:: Work instructions ::
Copy out, word for word, everything in the material from the line containing "collapse-root-toggle[interactable]: − <box>8" down to the line containing "rule-source-interface-cell: any <box>681 24", including both of those lines.

:: Material provided ::
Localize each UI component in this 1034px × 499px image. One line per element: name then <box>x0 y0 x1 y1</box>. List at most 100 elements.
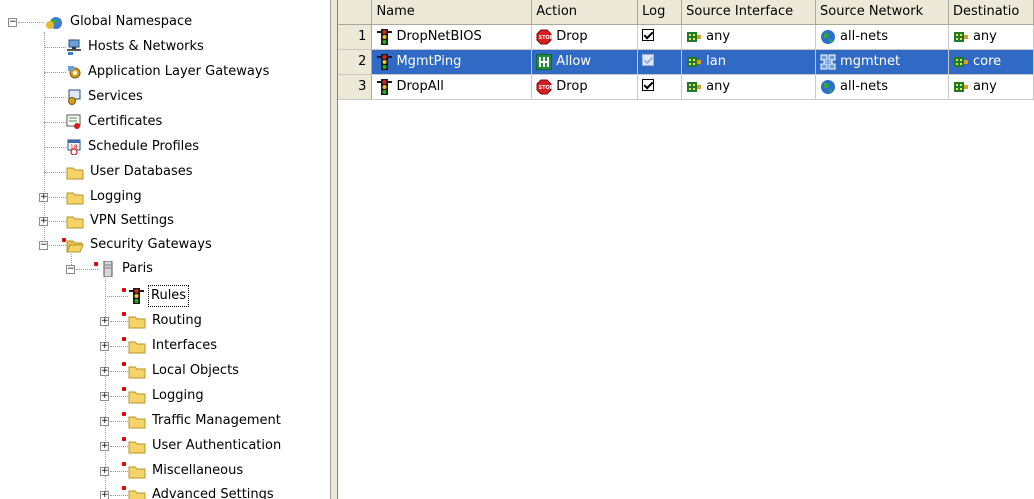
collapse-root-toggle[interactable]: − <box>8 18 17 27</box>
tree-item-label: Services <box>88 89 143 104</box>
tree-item-label: Logging <box>90 189 142 204</box>
interface-icon <box>953 79 969 95</box>
rule-source-interface-cell: any <box>681 24 817 50</box>
splitter[interactable] <box>330 0 338 499</box>
tree-item-label: VPN Settings <box>90 213 174 228</box>
expand-traffic-management-toggle[interactable]: + <box>100 417 109 426</box>
tree-item-label: Schedule Profiles <box>88 139 200 154</box>
rule-log-cell[interactable] <box>637 24 683 50</box>
expand-routing-toggle[interactable]: + <box>100 317 109 326</box>
interface-icon <box>953 54 969 70</box>
rule-log-cell[interactable] <box>637 74 683 100</box>
rule-action: Drop <box>556 79 588 94</box>
rule-action: Allow <box>556 54 591 69</box>
destination: any <box>972 29 997 44</box>
navigation-tree[interactable]: − Global Namespace Hosts & Networks Appl… <box>0 0 330 499</box>
expand-advanced-settings-toggle[interactable]: + <box>100 491 109 499</box>
hosts-networks-icon <box>66 39 82 55</box>
folder-icon <box>66 213 84 229</box>
rule-name: DropNetBIOS <box>396 29 482 44</box>
open-folder-icon <box>66 237 84 253</box>
tree-root-label: Global Namespace <box>70 14 193 29</box>
rules-grid[interactable]: Name Action Log Source Interface Source … <box>338 0 1034 499</box>
folder-icon <box>128 487 146 499</box>
folder-icon <box>128 338 146 354</box>
schedule-icon: 18 <box>66 139 82 156</box>
log-checkbox[interactable] <box>642 28 655 41</box>
column-header-destination[interactable]: Destinatio <box>948 0 1034 25</box>
stop-icon: STOP <box>536 29 554 45</box>
expand-vpn-toggle[interactable]: + <box>39 217 48 226</box>
folder-icon <box>66 164 84 180</box>
tree-item-label: Advanced Settings <box>152 487 274 499</box>
interface-icon <box>686 79 702 95</box>
source-network: mgmtnet <box>840 54 901 69</box>
rule-source-interface-cell: lan <box>681 49 817 75</box>
allow-icon <box>535 53 553 70</box>
rule-destination-cell: any <box>948 74 1034 100</box>
rule-action: Drop <box>556 29 588 44</box>
svg-text:STOP: STOP <box>539 85 553 91</box>
folder-icon <box>128 313 146 329</box>
tree-item-label: Hosts & Networks <box>88 39 204 54</box>
expand-interfaces-toggle[interactable]: + <box>100 342 109 351</box>
tree-item-label: Routing <box>152 313 202 328</box>
rule-name-cell: DropNetBIOS <box>371 24 533 50</box>
rule-destination-cell: core <box>948 49 1034 75</box>
collapse-security-gateways-toggle[interactable]: − <box>39 241 48 250</box>
rule-action-cell: Allow <box>531 49 639 75</box>
gear-icon <box>66 64 82 80</box>
folder-icon <box>128 413 146 429</box>
traffic-light-icon <box>376 53 393 70</box>
column-header-log[interactable]: Log <box>637 0 683 25</box>
source-interface: any <box>706 79 731 94</box>
column-header-name[interactable]: Name <box>371 0 533 25</box>
tree-item-label: Interfaces <box>152 338 217 353</box>
log-checkbox[interactable] <box>642 78 655 91</box>
rule-name-cell: DropAll <box>371 74 533 100</box>
tree-item-label: User Authentication <box>152 438 282 453</box>
source-network: all-nets <box>840 79 889 94</box>
expand-user-authentication-toggle[interactable]: + <box>100 442 109 451</box>
rules-table: Name Action Log Source Interface Source … <box>338 0 1034 100</box>
tree-item-label: Application Layer Gateways <box>88 64 270 79</box>
svg-text:STOP: STOP <box>539 35 553 41</box>
table-row[interactable]: 3 DropAll STOP Drop any all-nets any <box>338 74 1034 100</box>
rule-name: DropAll <box>396 79 444 94</box>
folder-icon <box>128 388 146 404</box>
table-row[interactable]: 1 DropNetBIOS STOP Drop any all-nets any <box>338 24 1034 50</box>
tree-item-label: Rules <box>148 285 190 307</box>
globe-icon <box>820 79 836 95</box>
rule-log-cell[interactable] <box>637 49 683 75</box>
services-icon <box>66 89 82 105</box>
tree-item-label: Miscellaneous <box>152 463 244 478</box>
folder-icon <box>128 438 146 454</box>
certificate-icon <box>66 114 82 130</box>
column-header-action[interactable]: Action <box>531 0 639 25</box>
expand-gateway-logging-toggle[interactable]: + <box>100 392 109 401</box>
tree-item-label: Local Objects <box>152 363 239 378</box>
folder-icon <box>128 363 146 379</box>
collapse-paris-toggle[interactable]: − <box>66 265 75 274</box>
rule-name-cell: MgmtPing <box>371 49 533 75</box>
expand-local-objects-toggle[interactable]: + <box>100 367 109 376</box>
interface-icon <box>686 29 702 45</box>
expand-miscellaneous-toggle[interactable]: + <box>100 467 109 476</box>
tree-item-label: Logging <box>152 388 204 403</box>
rule-source-network-cell: all-nets <box>815 74 949 100</box>
column-header-source-interface[interactable]: Source Interface <box>681 0 817 25</box>
interface-icon <box>686 54 702 70</box>
folder-icon <box>128 463 146 479</box>
rule-source-interface-cell: any <box>681 74 817 100</box>
tree-item-label: Security Gateways <box>90 237 212 252</box>
column-header-source-network[interactable]: Source Network <box>815 0 949 25</box>
destination: core <box>972 54 1002 69</box>
rule-action-cell: STOP Drop <box>531 74 639 100</box>
table-row-selected[interactable]: 2 MgmtPing Allow lan mgmtnet core <box>338 49 1034 75</box>
rule-source-network-cell: all-nets <box>815 24 949 50</box>
row-number-header[interactable] <box>338 0 373 25</box>
expand-logging-toggle[interactable]: + <box>39 193 48 202</box>
tree-item-label: Traffic Management <box>152 413 281 428</box>
rule-destination-cell: any <box>948 24 1034 50</box>
log-checkbox[interactable] <box>642 53 655 66</box>
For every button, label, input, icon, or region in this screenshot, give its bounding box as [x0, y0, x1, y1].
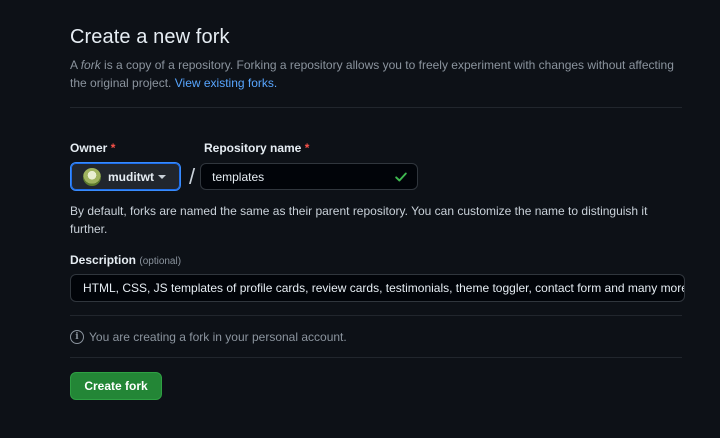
chevron-down-icon	[158, 174, 166, 179]
description-optional-label: (optional)	[139, 256, 182, 267]
owner-repo-separator: /	[189, 163, 196, 189]
subtitle-text: is a copy of a repository. Forking a rep…	[70, 58, 674, 90]
user-avatar	[83, 167, 101, 186]
owner-dropdown-button[interactable]: muditwt	[70, 162, 181, 191]
fork-page: Create a new fork A fork is a copy of a …	[0, 0, 720, 438]
owner-name: muditwt	[108, 169, 154, 184]
create-fork-button[interactable]: Create fork	[70, 372, 162, 400]
owner-repo-row: muditwt / templates	[70, 162, 682, 191]
subtitle-emphasis: fork	[80, 58, 101, 72]
owner-label-text: Owner	[70, 141, 108, 155]
fork-name-hint: By default, forks are named the same as …	[70, 204, 648, 236]
repository-name-value[interactable]: templates	[212, 170, 394, 184]
actions-divider	[70, 357, 682, 358]
personal-account-notice: i You are creating a fork in your person…	[70, 330, 682, 344]
owner-required-mark: *	[110, 141, 116, 155]
page-subtitle: A fork is a copy of a repository. Forkin…	[70, 56, 682, 92]
repository-name-input[interactable]: templates	[200, 163, 419, 190]
view-existing-forks-link[interactable]: View existing forks.	[175, 76, 278, 90]
subtitle-prefix: A	[70, 58, 81, 72]
owner-label: Owner *	[70, 141, 204, 155]
check-icon	[394, 170, 408, 184]
repository-name-label-text: Repository name	[204, 141, 302, 155]
description-label: Description (optional)	[70, 253, 682, 267]
header-divider	[70, 107, 682, 108]
info-icon: i	[70, 330, 84, 344]
field-labels-row: Owner * Repository name *	[70, 141, 682, 155]
page-title: Create a new fork	[70, 26, 230, 48]
description-divider	[70, 315, 682, 316]
description-label-text: Description	[70, 253, 137, 267]
personal-account-notice-text: You are creating a fork in your personal…	[89, 330, 347, 344]
repository-name-label: Repository name *	[204, 141, 309, 155]
fork-form: Create a new fork A fork is a copy of a …	[70, 22, 685, 400]
repository-required-mark: *	[304, 141, 310, 155]
description-input[interactable]: HTML, CSS, JS templates of profile cards…	[70, 274, 685, 302]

:: Answer to this exercise ::
collapse-root-toggle[interactable]: − <box>8 18 17 27</box>
tree-item-label: Services <box>88 89 143 104</box>
tree-item-label: Logging <box>90 189 142 204</box>
interface-icon <box>953 79 969 95</box>
rule-source-interface-cell: any <box>681 24 817 50</box>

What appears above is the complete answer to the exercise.